**What the task asks:** Return all the data, word for word.

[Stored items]

****************

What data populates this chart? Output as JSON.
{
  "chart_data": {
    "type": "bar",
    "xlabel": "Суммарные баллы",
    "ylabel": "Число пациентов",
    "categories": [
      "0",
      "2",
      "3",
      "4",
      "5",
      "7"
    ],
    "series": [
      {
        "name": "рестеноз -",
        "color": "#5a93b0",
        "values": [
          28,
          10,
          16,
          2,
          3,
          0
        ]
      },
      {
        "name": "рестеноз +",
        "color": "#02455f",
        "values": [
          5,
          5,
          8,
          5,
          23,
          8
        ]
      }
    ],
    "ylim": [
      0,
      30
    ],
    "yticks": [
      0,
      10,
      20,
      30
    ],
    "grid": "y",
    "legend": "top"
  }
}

****************

**Response to this task:**
What data populates this chart? Output as JSON.
{
  "chart_data": {
    "type": "bar",
    "xlabel": "Суммарные баллы",
    "ylabel": "Число пациентов",
    "categories": [
      "0",
      "2",
      "3",
      "4",
      "5",
      "7"
    ],
    "series": [
      {
        "name": "рестеноз -",
        "color": "#5a93b0",
        "values": [
          28,
          10,
          16,
          2,
          3,
          0
        ]
      },
      {
        "name": "рестеноз +",
        "color": "#02455f",
        "values": [
          5,
          5,
          8,
          5,
          23,
          8
        ]
      }
    ],
    "ylim": [
      0,
      30
    ],
    "yticks": [
      0,
      10,
      20,
      30
    ],
    "grid": "y",
    "legend": "top"
  }
}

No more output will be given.